• **REQUEST**:
Find the lines that contain the word "ffffff" and copy each one.

(Extracts from a graphics dataset)

____________________

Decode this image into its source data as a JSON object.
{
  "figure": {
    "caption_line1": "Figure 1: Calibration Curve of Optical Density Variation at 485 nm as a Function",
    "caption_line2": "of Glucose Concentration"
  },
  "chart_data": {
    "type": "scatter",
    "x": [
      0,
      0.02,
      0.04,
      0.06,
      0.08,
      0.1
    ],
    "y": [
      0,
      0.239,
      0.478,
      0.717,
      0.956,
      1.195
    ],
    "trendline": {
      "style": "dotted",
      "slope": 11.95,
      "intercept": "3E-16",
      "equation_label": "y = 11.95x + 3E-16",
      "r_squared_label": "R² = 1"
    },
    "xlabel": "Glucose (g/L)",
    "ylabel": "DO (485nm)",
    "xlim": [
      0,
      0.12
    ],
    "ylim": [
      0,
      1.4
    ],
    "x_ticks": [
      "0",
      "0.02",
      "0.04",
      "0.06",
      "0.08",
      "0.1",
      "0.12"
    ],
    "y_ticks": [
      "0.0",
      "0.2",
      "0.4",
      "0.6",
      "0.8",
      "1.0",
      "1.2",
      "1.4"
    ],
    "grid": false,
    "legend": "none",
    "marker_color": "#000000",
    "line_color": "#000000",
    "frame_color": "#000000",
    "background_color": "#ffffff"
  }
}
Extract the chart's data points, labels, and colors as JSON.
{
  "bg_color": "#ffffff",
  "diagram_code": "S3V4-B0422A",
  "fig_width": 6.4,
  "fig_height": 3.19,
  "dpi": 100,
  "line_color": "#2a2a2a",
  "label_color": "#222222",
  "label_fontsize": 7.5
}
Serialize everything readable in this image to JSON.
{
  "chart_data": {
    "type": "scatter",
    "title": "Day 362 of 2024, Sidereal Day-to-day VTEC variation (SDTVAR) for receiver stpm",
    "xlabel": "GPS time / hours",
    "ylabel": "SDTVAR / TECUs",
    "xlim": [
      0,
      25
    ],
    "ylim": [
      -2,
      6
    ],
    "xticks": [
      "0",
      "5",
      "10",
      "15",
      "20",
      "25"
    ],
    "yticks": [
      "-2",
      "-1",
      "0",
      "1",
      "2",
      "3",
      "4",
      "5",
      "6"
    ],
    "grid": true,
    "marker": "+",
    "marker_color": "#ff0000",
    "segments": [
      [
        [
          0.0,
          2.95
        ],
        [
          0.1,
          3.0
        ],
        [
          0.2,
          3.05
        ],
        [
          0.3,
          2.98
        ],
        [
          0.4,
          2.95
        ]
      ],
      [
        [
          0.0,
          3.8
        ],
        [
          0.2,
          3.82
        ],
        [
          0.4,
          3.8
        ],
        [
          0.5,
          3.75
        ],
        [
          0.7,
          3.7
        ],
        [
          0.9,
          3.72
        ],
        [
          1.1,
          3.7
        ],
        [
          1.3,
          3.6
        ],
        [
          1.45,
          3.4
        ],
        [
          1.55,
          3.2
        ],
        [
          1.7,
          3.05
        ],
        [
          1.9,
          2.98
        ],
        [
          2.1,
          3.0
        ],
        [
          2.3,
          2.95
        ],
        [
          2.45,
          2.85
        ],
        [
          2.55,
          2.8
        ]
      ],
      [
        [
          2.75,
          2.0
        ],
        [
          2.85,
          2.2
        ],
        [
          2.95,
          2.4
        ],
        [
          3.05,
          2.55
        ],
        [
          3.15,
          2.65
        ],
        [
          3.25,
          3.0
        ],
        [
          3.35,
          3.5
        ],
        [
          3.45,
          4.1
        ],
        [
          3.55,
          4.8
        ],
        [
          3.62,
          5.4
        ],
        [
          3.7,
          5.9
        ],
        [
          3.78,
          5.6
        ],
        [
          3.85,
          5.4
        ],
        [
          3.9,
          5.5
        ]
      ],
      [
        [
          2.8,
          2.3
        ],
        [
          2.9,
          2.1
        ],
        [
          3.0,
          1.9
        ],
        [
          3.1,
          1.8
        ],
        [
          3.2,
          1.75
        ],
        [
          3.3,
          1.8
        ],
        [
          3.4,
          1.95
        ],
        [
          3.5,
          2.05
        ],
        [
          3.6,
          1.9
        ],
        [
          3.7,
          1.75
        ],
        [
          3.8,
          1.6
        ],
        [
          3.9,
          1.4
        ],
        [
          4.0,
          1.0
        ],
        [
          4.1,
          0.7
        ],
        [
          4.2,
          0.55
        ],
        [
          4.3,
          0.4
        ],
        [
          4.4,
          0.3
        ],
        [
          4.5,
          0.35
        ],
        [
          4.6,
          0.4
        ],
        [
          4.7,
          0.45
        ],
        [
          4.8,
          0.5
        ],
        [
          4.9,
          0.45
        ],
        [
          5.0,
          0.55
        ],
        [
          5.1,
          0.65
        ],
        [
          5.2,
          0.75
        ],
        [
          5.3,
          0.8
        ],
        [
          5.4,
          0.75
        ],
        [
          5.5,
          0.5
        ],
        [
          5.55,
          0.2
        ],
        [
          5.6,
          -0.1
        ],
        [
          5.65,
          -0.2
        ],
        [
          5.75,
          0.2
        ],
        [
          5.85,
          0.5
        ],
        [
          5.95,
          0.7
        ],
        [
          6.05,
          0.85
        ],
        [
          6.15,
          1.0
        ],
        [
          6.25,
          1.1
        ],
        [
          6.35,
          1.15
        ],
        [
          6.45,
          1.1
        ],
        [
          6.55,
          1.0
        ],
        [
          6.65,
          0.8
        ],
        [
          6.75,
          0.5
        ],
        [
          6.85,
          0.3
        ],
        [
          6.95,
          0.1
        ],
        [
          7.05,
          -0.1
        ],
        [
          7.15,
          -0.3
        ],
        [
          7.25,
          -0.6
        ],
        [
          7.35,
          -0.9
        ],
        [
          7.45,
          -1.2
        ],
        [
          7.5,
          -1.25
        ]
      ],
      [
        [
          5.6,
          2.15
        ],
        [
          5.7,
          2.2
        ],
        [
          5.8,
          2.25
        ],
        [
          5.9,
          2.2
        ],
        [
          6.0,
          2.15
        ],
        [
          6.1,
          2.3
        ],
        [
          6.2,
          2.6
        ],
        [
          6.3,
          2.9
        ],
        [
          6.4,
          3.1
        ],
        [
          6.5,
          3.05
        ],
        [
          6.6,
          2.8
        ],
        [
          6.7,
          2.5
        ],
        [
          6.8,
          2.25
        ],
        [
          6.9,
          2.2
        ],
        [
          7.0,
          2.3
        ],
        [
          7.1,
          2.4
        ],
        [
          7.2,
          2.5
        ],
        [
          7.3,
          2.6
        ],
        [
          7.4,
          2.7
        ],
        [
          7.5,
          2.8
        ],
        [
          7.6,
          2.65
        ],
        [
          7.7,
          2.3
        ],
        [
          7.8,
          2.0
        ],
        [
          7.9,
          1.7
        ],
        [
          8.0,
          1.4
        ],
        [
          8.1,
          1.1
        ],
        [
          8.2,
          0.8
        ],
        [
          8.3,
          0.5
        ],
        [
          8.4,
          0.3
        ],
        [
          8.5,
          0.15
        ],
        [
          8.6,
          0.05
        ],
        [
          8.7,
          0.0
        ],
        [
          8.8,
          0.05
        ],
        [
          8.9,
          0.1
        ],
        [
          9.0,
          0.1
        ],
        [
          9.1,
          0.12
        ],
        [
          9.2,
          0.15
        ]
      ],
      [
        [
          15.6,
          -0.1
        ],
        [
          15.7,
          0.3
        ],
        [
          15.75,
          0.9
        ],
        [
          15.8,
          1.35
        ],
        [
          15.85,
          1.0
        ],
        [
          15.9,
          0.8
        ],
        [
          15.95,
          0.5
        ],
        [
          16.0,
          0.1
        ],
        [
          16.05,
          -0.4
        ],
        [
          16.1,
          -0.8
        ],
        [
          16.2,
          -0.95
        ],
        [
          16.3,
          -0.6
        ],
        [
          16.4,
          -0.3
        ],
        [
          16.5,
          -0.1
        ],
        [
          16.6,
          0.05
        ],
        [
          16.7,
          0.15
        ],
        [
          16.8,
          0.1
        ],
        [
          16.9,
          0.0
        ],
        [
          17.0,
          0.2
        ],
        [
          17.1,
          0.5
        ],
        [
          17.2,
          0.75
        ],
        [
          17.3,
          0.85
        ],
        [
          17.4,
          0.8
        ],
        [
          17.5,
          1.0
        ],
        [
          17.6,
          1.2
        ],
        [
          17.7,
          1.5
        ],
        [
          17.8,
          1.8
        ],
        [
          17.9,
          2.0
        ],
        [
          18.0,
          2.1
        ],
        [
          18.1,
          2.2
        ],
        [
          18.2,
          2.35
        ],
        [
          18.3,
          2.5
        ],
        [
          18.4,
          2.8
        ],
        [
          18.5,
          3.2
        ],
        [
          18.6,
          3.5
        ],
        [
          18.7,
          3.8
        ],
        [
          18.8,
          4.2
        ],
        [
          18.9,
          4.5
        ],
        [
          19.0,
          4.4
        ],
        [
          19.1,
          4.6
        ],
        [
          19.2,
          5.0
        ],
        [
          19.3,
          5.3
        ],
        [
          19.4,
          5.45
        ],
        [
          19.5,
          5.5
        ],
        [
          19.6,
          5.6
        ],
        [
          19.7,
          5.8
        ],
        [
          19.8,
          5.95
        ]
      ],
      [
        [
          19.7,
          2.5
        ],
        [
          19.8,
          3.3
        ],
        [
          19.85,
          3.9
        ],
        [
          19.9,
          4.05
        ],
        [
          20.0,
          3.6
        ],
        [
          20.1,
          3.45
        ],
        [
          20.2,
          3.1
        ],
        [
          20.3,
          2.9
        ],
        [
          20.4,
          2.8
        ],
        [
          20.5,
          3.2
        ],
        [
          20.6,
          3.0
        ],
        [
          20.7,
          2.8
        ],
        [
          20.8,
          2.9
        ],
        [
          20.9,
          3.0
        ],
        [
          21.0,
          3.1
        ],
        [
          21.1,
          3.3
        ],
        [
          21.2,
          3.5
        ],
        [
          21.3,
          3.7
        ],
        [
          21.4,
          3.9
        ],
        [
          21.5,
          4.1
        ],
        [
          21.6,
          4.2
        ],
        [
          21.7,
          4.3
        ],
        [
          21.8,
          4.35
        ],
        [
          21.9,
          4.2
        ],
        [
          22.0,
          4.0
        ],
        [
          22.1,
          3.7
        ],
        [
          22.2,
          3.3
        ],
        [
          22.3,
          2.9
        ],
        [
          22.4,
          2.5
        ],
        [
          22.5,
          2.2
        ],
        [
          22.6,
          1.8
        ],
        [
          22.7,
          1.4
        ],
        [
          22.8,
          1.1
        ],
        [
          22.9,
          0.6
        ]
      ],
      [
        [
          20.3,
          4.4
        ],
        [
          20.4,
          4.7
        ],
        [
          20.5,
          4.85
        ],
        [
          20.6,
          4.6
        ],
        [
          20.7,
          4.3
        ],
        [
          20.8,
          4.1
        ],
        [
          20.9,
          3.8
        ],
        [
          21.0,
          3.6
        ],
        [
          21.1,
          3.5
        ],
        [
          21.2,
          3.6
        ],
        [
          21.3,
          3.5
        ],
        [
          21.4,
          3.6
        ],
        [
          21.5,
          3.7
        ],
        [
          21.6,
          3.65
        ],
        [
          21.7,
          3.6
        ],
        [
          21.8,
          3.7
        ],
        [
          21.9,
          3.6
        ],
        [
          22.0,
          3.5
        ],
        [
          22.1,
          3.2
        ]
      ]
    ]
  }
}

____________________

• **OUTPUT BELOW**:
    "background_color": "#ffffff"
  "bg_color": "#ffffff",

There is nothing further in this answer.